Write out every line of the entries below as a JSON list of strings, one string per line, skipping blank lines and leaving the pictures out.

### Supplied material
## BEGIN

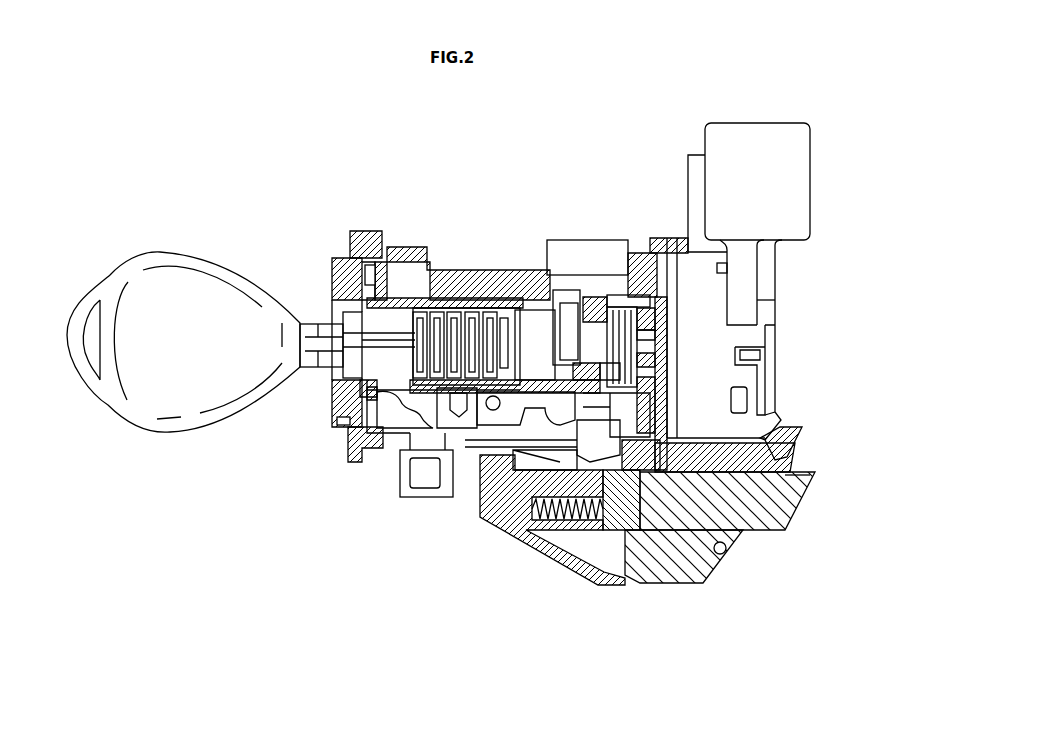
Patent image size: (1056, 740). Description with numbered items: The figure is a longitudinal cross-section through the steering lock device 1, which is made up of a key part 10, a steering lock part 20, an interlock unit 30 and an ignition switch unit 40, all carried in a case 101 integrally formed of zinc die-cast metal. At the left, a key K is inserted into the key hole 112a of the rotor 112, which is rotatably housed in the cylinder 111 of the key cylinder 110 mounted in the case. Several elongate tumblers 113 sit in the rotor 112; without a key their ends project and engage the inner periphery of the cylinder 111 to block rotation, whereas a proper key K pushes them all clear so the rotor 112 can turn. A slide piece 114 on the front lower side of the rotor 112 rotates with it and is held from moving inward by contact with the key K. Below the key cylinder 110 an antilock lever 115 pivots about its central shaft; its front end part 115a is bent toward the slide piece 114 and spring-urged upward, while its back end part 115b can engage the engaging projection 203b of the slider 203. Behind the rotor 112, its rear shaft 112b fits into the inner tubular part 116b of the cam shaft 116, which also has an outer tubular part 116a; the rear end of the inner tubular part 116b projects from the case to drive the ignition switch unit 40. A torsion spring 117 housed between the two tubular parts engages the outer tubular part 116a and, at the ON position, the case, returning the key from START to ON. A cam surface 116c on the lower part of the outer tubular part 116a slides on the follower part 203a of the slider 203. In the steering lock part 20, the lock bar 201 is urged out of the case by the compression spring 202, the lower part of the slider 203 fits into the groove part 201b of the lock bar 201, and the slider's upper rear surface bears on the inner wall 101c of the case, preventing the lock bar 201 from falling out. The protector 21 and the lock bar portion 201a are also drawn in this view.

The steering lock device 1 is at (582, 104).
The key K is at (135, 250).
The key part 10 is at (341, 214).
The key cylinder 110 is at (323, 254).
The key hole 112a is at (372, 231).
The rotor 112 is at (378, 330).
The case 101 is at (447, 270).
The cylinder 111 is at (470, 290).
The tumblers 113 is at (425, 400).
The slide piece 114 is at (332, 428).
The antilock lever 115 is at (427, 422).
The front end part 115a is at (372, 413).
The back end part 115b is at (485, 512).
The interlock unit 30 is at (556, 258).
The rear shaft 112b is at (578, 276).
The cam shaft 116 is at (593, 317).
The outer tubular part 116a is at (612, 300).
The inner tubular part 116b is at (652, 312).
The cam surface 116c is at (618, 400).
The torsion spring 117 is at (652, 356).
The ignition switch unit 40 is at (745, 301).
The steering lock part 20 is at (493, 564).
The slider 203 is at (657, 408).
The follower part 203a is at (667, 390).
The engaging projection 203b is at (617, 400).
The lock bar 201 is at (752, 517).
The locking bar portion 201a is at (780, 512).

## END

### Finished exercise
[
  "Patent image size: (1056, 740). Description with numbered items: The figure is a longitudinal cross-section through the steering lock device 1, which is made up of a key part 10, a steering lock part 20, an interlock unit 30 and an ignition switch unit 40, all carried in a case 101 integrally formed of zinc die-cast metal. At the left, a key K is inserted into the key hole 112a of the rotor 112, which is rotatably housed in the cylinder 111 of the key cylinder 110 mounted in the case. Several elongate tumblers 113 sit in the rotor 112; without a key their ends project and engage the inner periphery of the cylinder 111 to block rotation, whereas a proper key K pushes them all clear so the rotor 112 can turn. A slide piece 114 on the front lower side of the rotor 112 rotates with it and is held from moving inward by contact with the key K. Below the key cylinder 110 an antilock lever 115 pivots about its central shaft; its front end part 115a is bent toward the slide piece 114 and spring-urged upward, while its back end part 115b can engage the engaging projection 203b of the slider 203. Behind the rotor 112, its rear shaft 112b fits into the inner tubular part 116b of the cam shaft 116, which also has an outer tubular part 116a; the rear end of the inner tubular part 116b projects from the case to drive the ignition switch unit 40. A torsion spring 117 housed between the two tubular parts engages the outer tubular part 116a and, at the ON position, the case, returning the key from START to ON. A cam surface 116c on the lower part of the outer tubular part 116a slides on the follower part 203a of the slider 203. In the steering lock part 20, the lock bar 201 is urged out of the case by the compression spring 202, the lower part of the slider 203 fits into the groove part 201b of the lock bar 201, and the slider's upper rear surface bears on the inner wall 101c of the case, preventing the lock bar 201 from falling out. The protector 21 and the lock bar portion 201a are also drawn in this view.",
  "The steering lock device 1 is at (582, 104).",
  "The key K is at (135, 250).",
  "The key part 10 is at (341, 214).",
  "The key cylinder 110 is at (323, 254).",
  "The key hole 112a is at (372, 231).",
  "The rotor 112 is at (378, 330).",
  "The case 101 is at (447, 270).",
  "The cylinder 111 is at (470, 290).",
  "The tumblers 113 is at (425, 400).",
  "The slide piece 114 is at (332, 428).",
  "The antilock lever 115 is at (427, 422).",
  "The front end part 115a is at (372, 413).",
  "The back end part 115b is at (485, 512).",
  "The interlock unit 30 is at (556, 258).",
  "The rear shaft 112b is at (578, 276).",
  "The cam shaft 116 is at (593, 317).",
  "The outer tubular part 116a is at (612, 300).",
  "The inner tubular part 116b is at (652, 312).",
  "The cam surface 116c is at (618, 400).",
  "The torsion spring 117 is at (652, 356).",
  "The ignition switch unit 40 is at (745, 301).",
  "The steering lock part 20 is at (493, 564).",
  "The slider 203 is at (657, 408).",
  "The follower part 203a is at (667, 390).",
  "The engaging projection 203b is at (617, 400).",
  "The lock bar 201 is at (752, 517).",
  "The locking bar portion 201a is at (780, 512)."
]